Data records
━━━━━━━━━━━━━━━━━━━━

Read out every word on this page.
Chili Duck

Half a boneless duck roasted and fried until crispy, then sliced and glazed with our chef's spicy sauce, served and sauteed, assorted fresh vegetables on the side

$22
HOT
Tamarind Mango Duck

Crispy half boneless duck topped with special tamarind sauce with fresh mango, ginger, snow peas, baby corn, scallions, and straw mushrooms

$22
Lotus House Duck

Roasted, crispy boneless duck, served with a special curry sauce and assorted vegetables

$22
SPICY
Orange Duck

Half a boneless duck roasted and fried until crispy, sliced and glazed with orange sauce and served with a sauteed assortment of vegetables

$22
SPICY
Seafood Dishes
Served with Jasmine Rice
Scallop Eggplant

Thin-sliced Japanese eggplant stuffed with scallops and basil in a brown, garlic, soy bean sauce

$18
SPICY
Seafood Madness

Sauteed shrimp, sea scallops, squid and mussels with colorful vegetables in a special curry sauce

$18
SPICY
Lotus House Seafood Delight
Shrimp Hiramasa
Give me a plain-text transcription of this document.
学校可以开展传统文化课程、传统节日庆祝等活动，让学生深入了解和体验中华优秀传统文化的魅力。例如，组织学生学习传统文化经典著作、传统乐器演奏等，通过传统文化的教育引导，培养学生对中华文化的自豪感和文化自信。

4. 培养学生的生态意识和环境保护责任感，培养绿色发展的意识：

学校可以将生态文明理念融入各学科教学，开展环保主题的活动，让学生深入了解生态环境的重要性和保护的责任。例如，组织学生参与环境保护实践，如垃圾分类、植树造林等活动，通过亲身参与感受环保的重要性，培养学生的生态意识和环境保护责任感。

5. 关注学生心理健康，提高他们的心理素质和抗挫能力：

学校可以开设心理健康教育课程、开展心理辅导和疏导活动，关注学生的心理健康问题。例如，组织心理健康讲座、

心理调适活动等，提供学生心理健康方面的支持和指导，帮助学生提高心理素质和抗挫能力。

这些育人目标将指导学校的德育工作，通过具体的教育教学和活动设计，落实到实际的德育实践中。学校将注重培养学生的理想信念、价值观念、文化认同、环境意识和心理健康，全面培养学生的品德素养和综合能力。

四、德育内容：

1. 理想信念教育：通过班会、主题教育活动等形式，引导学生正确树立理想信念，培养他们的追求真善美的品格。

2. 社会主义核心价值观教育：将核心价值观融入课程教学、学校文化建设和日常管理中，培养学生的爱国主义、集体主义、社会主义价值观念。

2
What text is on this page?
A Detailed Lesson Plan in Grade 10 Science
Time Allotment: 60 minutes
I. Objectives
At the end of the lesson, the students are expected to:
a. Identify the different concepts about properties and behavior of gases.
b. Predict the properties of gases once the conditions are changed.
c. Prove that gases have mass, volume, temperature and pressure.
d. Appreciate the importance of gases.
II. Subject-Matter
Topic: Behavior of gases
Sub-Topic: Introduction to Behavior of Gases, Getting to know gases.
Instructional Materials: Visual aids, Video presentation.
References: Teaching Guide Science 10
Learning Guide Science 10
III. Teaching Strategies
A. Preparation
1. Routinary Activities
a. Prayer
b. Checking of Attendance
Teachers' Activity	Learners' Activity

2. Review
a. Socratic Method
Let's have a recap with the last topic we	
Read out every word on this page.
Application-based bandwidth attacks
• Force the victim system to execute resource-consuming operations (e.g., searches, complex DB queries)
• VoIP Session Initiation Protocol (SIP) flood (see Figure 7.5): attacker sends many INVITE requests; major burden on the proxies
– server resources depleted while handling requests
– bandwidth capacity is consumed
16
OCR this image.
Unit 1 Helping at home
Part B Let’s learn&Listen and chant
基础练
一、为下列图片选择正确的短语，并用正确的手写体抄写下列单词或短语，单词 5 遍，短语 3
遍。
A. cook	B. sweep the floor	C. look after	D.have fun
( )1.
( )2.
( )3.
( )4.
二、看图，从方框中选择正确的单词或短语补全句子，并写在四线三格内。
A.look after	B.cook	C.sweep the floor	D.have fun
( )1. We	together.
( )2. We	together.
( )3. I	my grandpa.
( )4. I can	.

━━━━━━━━━━━━━━━━━━━━

> PROBLEM
Repeat all the entries exactly as given.

> WRITTEN ANSWER
Read out every word on this page.
Chili Duck

Half a boneless duck roasted and fried until crispy, then sliced and glazed with our chef's spicy sauce, served and sauteed, assorted fresh vegetables on the side

$22
HOT
Tamarind Mango Duck

Crispy half boneless duck topped with special tamarind sauce with fresh mango, ginger, snow peas, baby corn, scallions, and straw mushrooms

$22
Lotus House Duck

Roasted, crispy boneless duck, served with a special curry sauce and assorted vegetables

$22
SPICY
Orange Duck

Half a boneless duck roasted and fried until crispy, sliced and glazed with orange sauce and served with a sauteed assortment of vegetables

$22
SPICY
Seafood Dishes
Served with Jasmine Rice
Scallop Eggplant

Thin-sliced Japanese eggplant stuffed with scallops and basil in a brown, garlic, soy bean sauce

$18
SPICY
Seafood Madness

Sauteed shrimp, sea scallops, squid and mussels with colorful vegetables in a special curry sauce

$18
SPICY
Lotus House Seafood Delight
Shrimp Hiramasa
Give me a plain-text transcription of this document.
学校可以开展传统文化课程、传统节日庆祝等活动，让学生深入了解和体验中华优秀传统文化的魅力。例如，组织学生学习传统文化经典著作、传统乐器演奏等，通过传统文化的教育引导，培养学生对中华文化的自豪感和文化自信。

4. 培养学生的生态意识和环境保护责任感，培养绿色发展的意识：

学校可以将生态文明理念融入各学科教学，开展环保主题的活动，让学生深入了解生态环境的重要性和保护的责任。例如，组织学生参与环境保护实践，如垃圾分类、植树造林等活动，通过亲身参与感受环保的重要性，培养学生的生态意识和环境保护责任感。

5. 关注学生心理健康，提高他们的心理素质和抗挫能力：

学校可以开设心理健康教育课程、开展心理辅导和疏导活动，关注学生的心理健康问题。例如，组织心理健康讲座、

心理调适活动等，提供学生心理健康方面的支持和指导，帮助学生提高心理素质和抗挫能力。

这些育人目标将指导学校的德育工作，通过具体的教育教学和活动设计，落实到实际的德育实践中。学校将注重培养学生的理想信念、价值观念、文化认同、环境意识和心理健康，全面培养学生的品德素养和综合能力。

四、德育内容：

1. 理想信念教育：通过班会、主题教育活动等形式，引导学生正确树立理想信念，培养他们的追求真善美的品格。

2. 社会主义核心价值观教育：将核心价值观融入课程教学、学校文化建设和日常管理中，培养学生的爱国主义、集体主义、社会主义价值观念。

2
What text is on this page?
A Detailed Lesson Plan in Grade 10 Science
Time Allotment: 60 minutes
I. Objectives
At the end of the lesson, the students are expected to:
a. Identify the different concepts about properties and behavior of gases.
b. Predict the properties of gases once the conditions are changed.
c. Prove that gases have mass, volume, temperature and pressure.
d. Appreciate the importance of gases.
II. Subject-Matter
Topic: Behavior of gases
Sub-Topic: Introduction to Behavior of Gases, Getting to know gases.
Instructional Materials: Visual aids, Video presentation.
References: Teaching Guide Science 10
Learning Guide Science 10
III. Teaching Strategies
A. Preparation
1. Routinary Activities
a. Prayer
b. Checking of Attendance
Teachers' Activity	Learners' Activity

2. Review
a. Socratic Method
Let's have a recap with the last topic we	
Read out every word on this page.
Application-based bandwidth attacks
• Force the victim system to execute resource-consuming operations (e.g., searches, complex DB queries)
• VoIP Session Initiation Protocol (SIP) flood (see Figure 7.5): attacker sends many INVITE requests; major burden on the proxies
– server resources depleted while handling requests
– bandwidth capacity is consumed
16
OCR this image.
Unit 1 Helping at home
Part B Let’s learn&Listen and chant
基础练
一、为下列图片选择正确的短语，并用正确的手写体抄写下列单词或短语，单词 5 遍，短语 3
遍。
A. cook	B. sweep the floor	C. look after	D.have fun
( )1.
( )2.
( )3.
( )4.
二、看图，从方框中选择正确的单词或短语补全句子，并写在四线三格内。
A.look after	B.cook	C.sweep the floor	D.have fun
( )1. We	together.
( )2. We	together.
( )3. I	my grandpa.
( )4. I can	.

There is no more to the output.